_The request_:
Copy the items word for word, starting at the first line and ending at the line that contains "y-tick-label-0: 0.0 bbox=[1284, 725, 1354, 782]". Write out only those lines.

··· Source records

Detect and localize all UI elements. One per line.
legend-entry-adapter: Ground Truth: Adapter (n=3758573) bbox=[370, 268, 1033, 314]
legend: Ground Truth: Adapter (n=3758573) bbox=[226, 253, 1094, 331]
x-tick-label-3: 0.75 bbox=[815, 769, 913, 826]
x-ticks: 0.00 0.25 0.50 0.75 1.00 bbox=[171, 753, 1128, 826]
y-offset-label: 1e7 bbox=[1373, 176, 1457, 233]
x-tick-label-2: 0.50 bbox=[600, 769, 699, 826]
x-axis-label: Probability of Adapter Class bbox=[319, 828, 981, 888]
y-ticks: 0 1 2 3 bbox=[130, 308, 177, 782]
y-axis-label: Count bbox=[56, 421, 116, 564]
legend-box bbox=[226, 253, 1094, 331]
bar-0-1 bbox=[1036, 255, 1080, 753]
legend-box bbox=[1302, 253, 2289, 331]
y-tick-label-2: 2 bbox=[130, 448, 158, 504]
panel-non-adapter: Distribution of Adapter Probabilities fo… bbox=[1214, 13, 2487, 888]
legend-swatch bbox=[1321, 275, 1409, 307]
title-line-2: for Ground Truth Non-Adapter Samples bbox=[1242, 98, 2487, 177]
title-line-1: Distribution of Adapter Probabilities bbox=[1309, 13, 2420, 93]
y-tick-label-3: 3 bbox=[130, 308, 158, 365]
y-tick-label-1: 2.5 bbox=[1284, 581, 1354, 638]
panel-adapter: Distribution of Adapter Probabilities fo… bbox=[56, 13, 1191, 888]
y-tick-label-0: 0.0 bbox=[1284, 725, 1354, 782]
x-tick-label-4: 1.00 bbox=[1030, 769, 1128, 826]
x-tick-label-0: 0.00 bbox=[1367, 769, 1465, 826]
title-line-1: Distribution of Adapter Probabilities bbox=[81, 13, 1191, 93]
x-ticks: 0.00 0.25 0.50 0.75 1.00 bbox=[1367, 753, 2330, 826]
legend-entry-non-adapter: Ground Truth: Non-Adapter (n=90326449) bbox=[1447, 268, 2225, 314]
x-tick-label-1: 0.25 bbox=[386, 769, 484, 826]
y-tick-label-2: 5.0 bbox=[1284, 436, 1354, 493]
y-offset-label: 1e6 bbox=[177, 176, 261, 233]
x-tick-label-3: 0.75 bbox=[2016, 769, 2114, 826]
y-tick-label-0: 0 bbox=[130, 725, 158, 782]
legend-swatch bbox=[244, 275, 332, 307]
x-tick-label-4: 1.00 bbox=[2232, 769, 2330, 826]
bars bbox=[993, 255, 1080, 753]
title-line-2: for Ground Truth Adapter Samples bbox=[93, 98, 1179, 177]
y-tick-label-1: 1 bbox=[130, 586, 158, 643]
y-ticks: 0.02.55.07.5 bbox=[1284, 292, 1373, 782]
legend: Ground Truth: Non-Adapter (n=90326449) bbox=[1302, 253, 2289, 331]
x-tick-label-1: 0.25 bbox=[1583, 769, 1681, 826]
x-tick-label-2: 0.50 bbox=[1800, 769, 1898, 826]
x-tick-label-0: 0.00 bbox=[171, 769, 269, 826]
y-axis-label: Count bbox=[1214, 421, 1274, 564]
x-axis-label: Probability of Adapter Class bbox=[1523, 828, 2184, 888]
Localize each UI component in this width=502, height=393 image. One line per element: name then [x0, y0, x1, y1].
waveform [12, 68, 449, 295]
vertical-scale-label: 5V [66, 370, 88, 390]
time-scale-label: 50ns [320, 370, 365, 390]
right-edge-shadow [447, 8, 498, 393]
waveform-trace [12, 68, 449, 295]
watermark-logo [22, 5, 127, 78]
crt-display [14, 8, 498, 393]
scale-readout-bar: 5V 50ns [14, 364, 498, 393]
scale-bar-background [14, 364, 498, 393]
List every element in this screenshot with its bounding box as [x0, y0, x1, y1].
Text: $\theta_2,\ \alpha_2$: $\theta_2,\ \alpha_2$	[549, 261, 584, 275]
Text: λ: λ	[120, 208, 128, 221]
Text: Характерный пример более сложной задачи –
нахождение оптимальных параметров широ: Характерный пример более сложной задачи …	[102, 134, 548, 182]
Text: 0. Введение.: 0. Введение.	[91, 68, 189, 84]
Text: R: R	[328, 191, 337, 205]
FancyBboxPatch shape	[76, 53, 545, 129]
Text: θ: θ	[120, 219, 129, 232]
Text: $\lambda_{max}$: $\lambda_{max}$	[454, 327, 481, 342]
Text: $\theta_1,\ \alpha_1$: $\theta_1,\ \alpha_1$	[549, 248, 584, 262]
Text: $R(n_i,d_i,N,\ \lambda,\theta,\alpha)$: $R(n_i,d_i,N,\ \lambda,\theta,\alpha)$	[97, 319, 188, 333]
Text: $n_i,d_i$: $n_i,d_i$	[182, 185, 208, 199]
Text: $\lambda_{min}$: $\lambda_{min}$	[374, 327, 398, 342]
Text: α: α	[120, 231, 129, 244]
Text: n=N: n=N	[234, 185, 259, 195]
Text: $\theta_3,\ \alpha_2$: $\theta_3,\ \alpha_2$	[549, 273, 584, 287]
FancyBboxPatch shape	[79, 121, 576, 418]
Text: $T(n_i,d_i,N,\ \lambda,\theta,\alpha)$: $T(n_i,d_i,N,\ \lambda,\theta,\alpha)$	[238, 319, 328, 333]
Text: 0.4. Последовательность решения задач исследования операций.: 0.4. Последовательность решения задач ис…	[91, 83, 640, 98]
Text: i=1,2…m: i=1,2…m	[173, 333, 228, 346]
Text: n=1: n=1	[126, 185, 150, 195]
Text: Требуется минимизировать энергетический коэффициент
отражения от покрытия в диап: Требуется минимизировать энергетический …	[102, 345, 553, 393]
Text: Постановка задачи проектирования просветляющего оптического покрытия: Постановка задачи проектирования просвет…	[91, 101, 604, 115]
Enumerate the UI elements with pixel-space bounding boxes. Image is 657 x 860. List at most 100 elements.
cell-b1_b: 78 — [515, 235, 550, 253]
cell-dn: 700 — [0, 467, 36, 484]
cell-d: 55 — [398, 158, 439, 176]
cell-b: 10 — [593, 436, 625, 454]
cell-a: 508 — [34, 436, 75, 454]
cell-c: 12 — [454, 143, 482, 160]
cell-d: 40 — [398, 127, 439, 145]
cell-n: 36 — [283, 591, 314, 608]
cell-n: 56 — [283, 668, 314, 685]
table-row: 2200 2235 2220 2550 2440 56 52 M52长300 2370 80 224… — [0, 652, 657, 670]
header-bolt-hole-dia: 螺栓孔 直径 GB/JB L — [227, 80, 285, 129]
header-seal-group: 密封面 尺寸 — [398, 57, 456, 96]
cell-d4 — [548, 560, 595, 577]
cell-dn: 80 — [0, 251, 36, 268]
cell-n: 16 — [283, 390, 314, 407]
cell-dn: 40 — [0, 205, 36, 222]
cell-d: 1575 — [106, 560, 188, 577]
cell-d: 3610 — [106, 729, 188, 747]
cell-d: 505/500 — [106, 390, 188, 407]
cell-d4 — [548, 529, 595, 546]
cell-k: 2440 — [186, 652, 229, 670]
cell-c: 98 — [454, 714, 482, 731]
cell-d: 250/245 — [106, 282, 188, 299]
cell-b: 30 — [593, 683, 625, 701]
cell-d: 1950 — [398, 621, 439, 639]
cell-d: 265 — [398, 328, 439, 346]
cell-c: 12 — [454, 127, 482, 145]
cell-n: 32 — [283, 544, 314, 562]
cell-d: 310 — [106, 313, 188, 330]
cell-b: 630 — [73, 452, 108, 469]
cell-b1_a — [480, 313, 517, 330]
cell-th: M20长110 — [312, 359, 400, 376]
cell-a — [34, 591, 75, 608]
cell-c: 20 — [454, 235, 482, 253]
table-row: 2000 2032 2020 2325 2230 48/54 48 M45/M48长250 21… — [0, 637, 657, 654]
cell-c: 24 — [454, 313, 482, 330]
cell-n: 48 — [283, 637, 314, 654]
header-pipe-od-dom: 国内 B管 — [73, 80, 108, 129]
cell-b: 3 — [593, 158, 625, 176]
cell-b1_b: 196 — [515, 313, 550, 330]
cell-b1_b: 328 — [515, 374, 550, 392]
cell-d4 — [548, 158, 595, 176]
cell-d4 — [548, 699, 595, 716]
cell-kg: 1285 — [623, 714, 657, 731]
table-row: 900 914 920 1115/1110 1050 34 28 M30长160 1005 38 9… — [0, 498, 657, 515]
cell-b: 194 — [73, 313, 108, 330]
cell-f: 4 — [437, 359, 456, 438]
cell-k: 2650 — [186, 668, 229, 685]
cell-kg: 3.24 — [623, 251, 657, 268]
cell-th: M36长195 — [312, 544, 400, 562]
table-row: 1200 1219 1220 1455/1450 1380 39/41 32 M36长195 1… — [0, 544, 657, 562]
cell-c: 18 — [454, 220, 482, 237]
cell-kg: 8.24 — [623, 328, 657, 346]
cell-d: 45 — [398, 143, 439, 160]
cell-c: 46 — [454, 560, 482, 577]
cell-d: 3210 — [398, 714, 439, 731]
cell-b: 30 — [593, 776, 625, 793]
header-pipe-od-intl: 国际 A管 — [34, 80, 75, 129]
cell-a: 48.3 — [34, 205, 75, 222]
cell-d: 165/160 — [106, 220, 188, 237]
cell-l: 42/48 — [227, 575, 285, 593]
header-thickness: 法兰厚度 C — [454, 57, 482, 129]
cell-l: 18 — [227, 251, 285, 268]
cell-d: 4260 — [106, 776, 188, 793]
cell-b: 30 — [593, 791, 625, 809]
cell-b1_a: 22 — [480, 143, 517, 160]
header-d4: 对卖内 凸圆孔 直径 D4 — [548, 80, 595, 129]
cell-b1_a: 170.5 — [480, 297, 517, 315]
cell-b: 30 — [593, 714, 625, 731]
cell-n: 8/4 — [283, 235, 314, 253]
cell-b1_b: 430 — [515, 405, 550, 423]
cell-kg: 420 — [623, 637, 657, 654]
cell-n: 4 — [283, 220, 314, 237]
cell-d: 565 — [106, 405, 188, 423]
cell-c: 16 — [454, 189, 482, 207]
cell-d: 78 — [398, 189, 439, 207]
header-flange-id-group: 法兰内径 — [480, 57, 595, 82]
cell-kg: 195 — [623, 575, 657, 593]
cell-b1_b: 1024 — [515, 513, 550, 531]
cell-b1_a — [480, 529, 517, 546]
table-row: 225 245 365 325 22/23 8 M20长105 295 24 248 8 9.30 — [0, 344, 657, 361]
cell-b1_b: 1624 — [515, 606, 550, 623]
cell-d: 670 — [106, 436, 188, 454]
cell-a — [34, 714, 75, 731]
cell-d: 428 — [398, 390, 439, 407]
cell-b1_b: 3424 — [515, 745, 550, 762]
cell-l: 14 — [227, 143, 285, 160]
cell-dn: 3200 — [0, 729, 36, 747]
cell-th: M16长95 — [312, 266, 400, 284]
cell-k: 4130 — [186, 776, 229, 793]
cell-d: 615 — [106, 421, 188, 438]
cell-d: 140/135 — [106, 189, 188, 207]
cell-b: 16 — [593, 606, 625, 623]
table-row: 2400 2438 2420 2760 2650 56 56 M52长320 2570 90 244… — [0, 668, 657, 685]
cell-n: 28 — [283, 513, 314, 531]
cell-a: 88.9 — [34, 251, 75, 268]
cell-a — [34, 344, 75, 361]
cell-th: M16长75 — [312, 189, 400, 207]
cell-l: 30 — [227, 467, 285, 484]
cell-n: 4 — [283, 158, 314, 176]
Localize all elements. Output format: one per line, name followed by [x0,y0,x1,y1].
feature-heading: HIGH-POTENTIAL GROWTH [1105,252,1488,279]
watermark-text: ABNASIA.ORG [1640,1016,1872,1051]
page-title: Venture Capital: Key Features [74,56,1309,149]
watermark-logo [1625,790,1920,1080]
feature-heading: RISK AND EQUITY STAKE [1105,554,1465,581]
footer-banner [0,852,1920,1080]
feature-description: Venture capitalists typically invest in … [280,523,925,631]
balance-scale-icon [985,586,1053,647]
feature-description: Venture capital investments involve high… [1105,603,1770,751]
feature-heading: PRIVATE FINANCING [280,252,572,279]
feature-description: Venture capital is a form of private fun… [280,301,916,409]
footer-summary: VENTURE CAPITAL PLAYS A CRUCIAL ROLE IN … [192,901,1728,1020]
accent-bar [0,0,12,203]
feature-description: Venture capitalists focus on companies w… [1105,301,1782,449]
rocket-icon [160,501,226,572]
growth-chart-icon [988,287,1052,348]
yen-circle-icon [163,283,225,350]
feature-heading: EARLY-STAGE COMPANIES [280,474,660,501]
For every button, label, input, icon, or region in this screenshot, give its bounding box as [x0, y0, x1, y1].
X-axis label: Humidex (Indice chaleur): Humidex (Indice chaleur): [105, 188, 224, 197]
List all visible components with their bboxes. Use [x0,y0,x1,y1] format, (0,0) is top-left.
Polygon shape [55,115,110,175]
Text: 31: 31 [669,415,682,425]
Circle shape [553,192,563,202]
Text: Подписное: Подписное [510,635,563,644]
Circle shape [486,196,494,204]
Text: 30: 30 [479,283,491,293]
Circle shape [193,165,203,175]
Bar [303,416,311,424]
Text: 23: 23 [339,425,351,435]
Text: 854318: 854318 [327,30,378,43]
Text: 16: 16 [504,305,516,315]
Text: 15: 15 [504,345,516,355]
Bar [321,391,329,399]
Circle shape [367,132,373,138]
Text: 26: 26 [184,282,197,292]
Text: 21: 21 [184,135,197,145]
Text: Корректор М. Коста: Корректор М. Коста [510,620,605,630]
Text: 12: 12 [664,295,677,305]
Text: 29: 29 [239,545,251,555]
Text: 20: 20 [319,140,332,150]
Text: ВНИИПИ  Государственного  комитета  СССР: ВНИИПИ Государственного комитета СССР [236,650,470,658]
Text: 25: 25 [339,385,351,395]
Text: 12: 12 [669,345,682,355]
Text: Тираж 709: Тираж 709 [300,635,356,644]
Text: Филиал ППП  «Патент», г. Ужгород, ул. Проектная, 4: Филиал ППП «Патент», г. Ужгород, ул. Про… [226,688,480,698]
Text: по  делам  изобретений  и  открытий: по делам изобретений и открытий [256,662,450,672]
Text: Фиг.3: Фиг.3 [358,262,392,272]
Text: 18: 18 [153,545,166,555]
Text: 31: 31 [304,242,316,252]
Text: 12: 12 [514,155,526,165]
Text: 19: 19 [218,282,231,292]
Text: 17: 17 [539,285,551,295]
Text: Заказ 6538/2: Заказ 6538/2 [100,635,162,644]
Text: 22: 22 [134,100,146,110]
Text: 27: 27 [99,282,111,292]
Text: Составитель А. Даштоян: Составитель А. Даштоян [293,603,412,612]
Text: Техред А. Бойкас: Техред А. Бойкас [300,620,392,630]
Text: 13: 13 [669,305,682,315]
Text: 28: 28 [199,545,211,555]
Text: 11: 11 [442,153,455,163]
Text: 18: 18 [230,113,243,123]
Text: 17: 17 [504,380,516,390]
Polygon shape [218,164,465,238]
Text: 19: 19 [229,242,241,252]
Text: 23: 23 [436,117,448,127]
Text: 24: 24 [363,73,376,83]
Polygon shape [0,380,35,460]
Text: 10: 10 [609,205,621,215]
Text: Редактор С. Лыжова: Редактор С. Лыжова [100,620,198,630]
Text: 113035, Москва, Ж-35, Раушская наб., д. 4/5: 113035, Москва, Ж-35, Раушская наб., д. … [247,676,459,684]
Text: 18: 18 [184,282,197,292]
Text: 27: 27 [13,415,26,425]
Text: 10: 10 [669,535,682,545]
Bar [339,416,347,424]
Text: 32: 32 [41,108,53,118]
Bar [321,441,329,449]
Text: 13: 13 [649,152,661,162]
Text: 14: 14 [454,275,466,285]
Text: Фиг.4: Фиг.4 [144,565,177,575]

······

_Written answer_:
Detect and localize all UI elements. One per line.
legend-entry-adapter: Ground Truth: Adapter (n=3758573) bbox=[370, 268, 1033, 314]
legend: Ground Truth: Adapter (n=3758573) bbox=[226, 253, 1094, 331]
x-tick-label-3: 0.75 bbox=[815, 769, 913, 826]
x-ticks: 0.00 0.25 0.50 0.75 1.00 bbox=[171, 753, 1128, 826]
y-offset-label: 1e7 bbox=[1373, 176, 1457, 233]
x-tick-label-2: 0.50 bbox=[600, 769, 699, 826]
x-axis-label: Probability of Adapter Class bbox=[319, 828, 981, 888]
y-ticks: 0 1 2 3 bbox=[130, 308, 177, 782]
y-axis-label: Count bbox=[56, 421, 116, 564]
legend-box bbox=[226, 253, 1094, 331]
bar-0-1 bbox=[1036, 255, 1080, 753]
legend-box bbox=[1302, 253, 2289, 331]
y-tick-label-2: 2 bbox=[130, 448, 158, 504]
panel-non-adapter: Distribution of Adapter Probabilities fo… bbox=[1214, 13, 2487, 888]
legend-swatch bbox=[1321, 275, 1409, 307]
title-line-2: for Ground Truth Non-Adapter Samples bbox=[1242, 98, 2487, 177]
title-line-1: Distribution of Adapter Probabilities bbox=[1309, 13, 2420, 93]
y-tick-label-3: 3 bbox=[130, 308, 158, 365]
y-tick-label-1: 2.5 bbox=[1284, 581, 1354, 638]
panel-adapter: Distribution of Adapter Probabilities fo… bbox=[56, 13, 1191, 888]
y-tick-label-0: 0.0 bbox=[1284, 725, 1354, 782]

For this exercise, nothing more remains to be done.